** BEGIN Dataset extract **
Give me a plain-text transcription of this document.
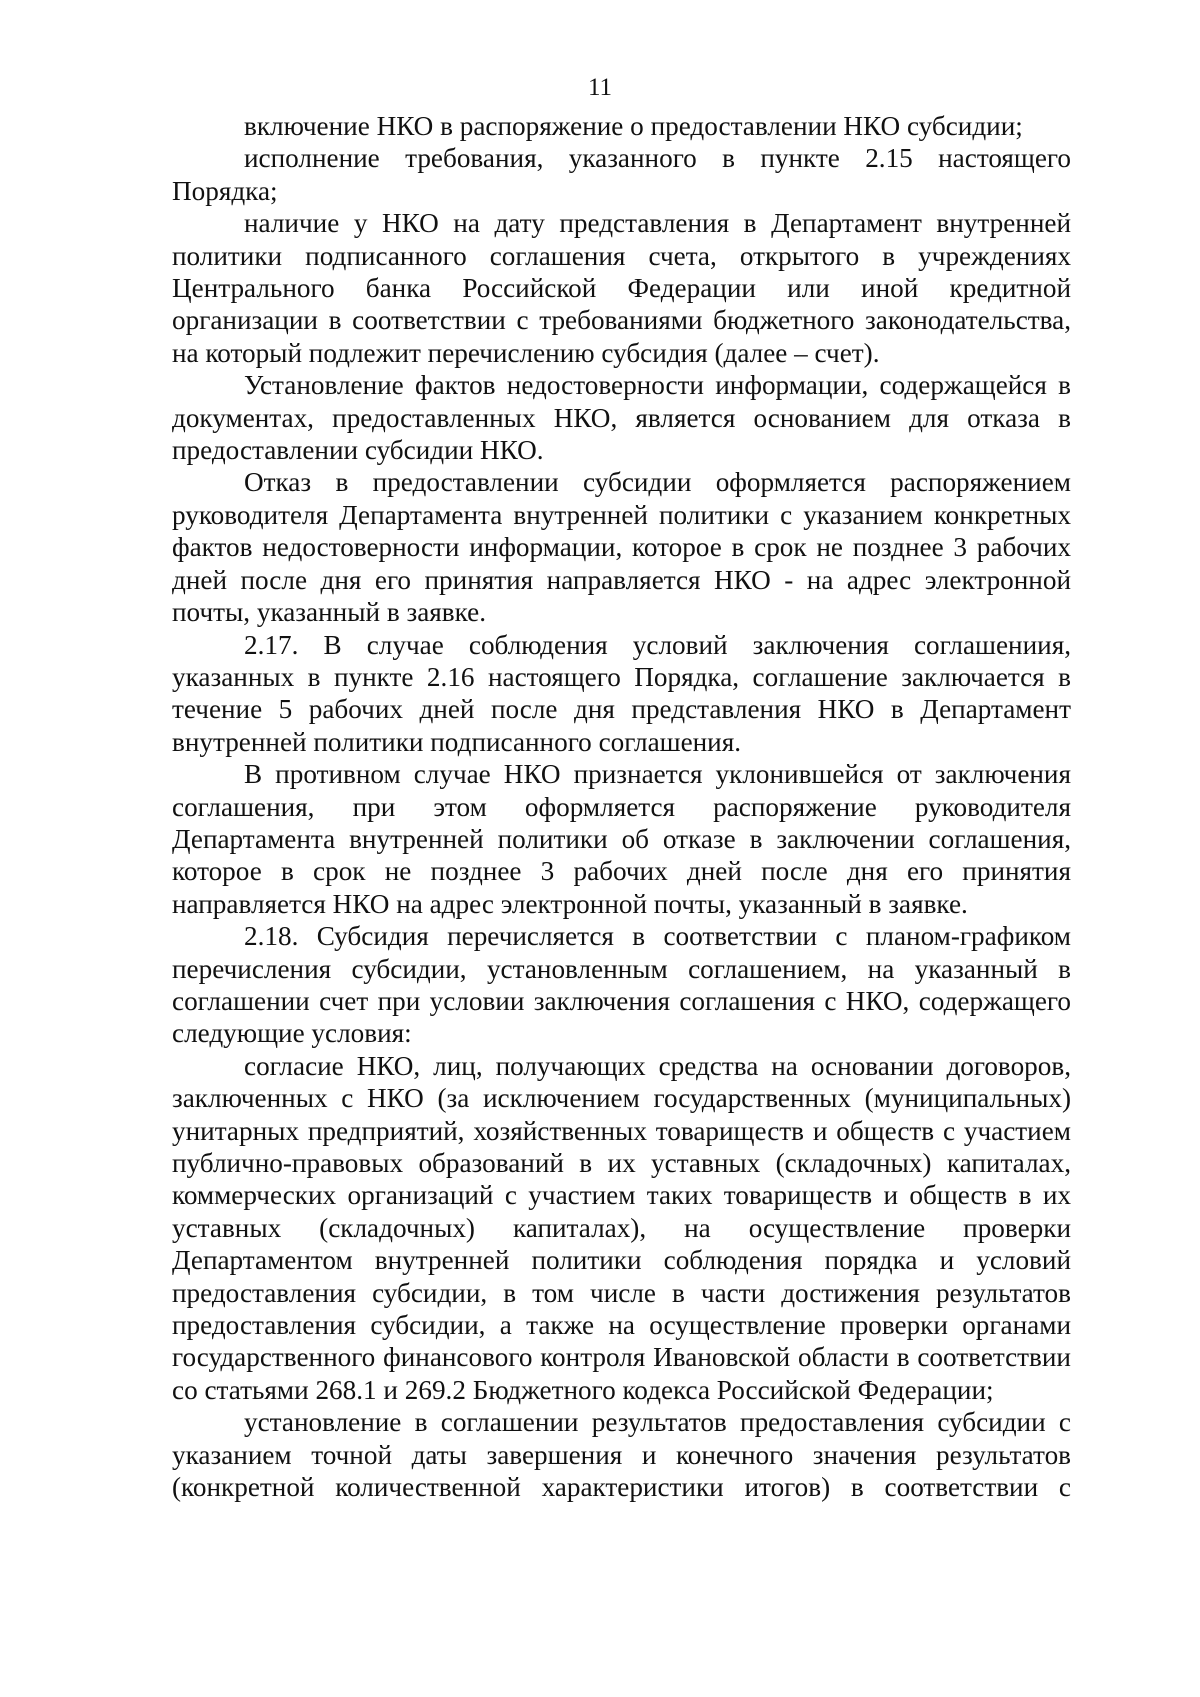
11

включение НКО в распоряжение о предоставлении НКО субсидии;

исполнение требования, указанного в пункте 2.15 настоящего Порядка;

наличие у НКО на дату представления в Департамент внутренней политики подписанного соглашения счета, открытого в учреждениях Центрального банка Российской Федерации или иной кредитной организации в соответствии с требованиями бюджетного законодательства, на который подлежит перечислению субсидия (далее – счет).

Установление фактов недостоверности информации, содержащейся в документах, предоставленных НКО, является основанием для отказа в предоставлении субсидии НКО.

Отказ в предоставлении субсидии оформляется распоряжением руководителя Департамента внутренней политики с указанием конкретных фактов недостоверности информации, которое в срок не позднее 3 рабочих дней после дня его принятия направляется НКО - на адрес электронной почты, указанный в заявке.

2.17. В случае соблюдения условий заключения соглашениия, указанных в пункте 2.16 настоящего Порядка, соглашение заключается в течение 5 рабочих дней после дня представления НКО в Департамент внутренней политики подписанного соглашения.

В противном случае НКО признается уклонившейся от заключения соглашения, при этом оформляется распоряжение руководителя Департамента внутренней политики об отказе в заключении соглашения, которое в срок не позднее 3 рабочих дней после дня его принятия направляется НКО на адрес электронной почты, указанный в заявке.

2.18. Субсидия перечисляется в соответствии с планом-графиком перечисления субсидии, установленным соглашением, на указанный в соглашении счет при условии заключения соглашения с НКО, содержащего следующие условия:

согласие НКО, лиц, получающих средства на основании договоров, заключенных с НКО (за исключением государственных (муниципальных) унитарных предприятий, хозяйственных товариществ и обществ с участием публично-правовых образований в их уставных (складочных) капиталах, коммерческих организаций с участием таких товариществ и обществ в их уставных (складочных) капиталах), на осуществление проверки Департаментом внутренней политики соблюдения порядка и условий предоставления субсидии, в том числе в части достижения результатов предоставления субсидии, а также на осуществление проверки органами государственного финансового контроля Ивановской области в соответствии со статьями 268.1 и 269.2 Бюджетного кодекса Российской Федерации;

установление в соглашении результатов предоставления субсидии с указанием точной даты завершения и конечного значения результатов (конкретной количественной характеристики итогов) в соответствии с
** END Dataset extract **
Direction. Among the records above, find each line holding the string "позднее" and pull it out.

Result below.
Отказ в предоставлении субсидии оформляется распоряжением руководителя Департамента внутренней политики с указанием конкретных фактов недостоверности информации, которое в срок не позднее 3 рабочих дней после дня его принятия направляется НКО - на адрес электронной почты, указанный в заявке.
В противном случае НКО признается уклонившейся от заключения соглашения, при этом оформляется распоряжение руководителя Департамента внутренней политики об отказе в заключении соглашения, которое в срок не позднее 3 рабочих дней после дня его принятия направляется НКО на адрес электронной почты, указанный в заявке.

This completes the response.